Part of a data file:
— begin —
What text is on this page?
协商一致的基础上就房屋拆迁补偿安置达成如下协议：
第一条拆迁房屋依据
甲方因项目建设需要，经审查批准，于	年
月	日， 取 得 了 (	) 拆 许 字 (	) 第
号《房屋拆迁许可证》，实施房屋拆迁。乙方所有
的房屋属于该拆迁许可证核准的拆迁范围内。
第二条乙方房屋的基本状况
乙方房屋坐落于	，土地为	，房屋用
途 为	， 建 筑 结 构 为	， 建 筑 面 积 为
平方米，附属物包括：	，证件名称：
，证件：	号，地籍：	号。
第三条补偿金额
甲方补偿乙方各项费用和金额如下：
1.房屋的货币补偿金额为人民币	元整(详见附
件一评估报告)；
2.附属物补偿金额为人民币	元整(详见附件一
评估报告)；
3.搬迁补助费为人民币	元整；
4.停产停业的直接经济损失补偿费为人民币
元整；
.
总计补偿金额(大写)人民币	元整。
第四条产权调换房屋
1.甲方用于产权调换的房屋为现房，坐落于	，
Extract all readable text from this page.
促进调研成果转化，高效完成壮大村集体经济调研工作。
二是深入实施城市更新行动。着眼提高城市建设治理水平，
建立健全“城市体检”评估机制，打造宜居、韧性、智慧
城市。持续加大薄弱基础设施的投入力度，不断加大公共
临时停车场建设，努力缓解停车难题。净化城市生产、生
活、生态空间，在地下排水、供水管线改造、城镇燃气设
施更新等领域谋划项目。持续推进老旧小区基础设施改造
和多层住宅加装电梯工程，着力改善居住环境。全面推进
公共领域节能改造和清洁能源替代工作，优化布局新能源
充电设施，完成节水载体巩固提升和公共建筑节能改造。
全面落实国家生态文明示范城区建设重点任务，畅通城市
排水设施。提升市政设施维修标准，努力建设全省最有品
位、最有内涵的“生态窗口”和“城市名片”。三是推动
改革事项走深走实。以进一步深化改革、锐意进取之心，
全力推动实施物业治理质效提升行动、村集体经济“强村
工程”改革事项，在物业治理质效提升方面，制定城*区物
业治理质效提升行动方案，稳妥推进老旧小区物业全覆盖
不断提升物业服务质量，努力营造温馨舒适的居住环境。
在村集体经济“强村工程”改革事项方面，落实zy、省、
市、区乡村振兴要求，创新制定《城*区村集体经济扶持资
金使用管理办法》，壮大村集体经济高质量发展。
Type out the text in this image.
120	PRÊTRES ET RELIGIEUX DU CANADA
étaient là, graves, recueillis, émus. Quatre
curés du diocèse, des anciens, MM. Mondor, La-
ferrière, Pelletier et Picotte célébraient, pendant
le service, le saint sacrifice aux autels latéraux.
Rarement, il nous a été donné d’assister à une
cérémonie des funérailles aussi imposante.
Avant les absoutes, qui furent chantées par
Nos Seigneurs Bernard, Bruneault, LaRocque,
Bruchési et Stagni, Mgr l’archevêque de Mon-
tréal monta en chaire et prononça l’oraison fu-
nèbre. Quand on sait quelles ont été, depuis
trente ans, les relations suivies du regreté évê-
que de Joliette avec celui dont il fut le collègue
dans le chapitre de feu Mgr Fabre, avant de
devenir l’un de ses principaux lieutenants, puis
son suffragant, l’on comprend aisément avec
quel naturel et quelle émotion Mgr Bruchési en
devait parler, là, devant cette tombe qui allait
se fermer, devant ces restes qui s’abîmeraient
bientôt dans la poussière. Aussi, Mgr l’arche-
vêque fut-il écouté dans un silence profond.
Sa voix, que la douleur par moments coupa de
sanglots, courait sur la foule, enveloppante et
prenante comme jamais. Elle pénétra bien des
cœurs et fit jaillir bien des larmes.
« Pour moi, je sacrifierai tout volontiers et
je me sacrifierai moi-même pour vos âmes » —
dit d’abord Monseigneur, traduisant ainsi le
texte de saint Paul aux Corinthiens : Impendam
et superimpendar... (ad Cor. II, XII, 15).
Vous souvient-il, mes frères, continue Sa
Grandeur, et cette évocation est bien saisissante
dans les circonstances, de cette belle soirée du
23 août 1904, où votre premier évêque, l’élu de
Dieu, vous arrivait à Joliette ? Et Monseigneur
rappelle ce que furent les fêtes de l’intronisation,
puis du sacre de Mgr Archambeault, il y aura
— end —
## WHAT TO DO
Copy every single line of the material above that holds "Bruchési".

## EXERCISE ANSWER
Bruchési et Stagni, Mgr l’archevêque de Mon-
quel naturel et quelle émotion Mgr Bruchési en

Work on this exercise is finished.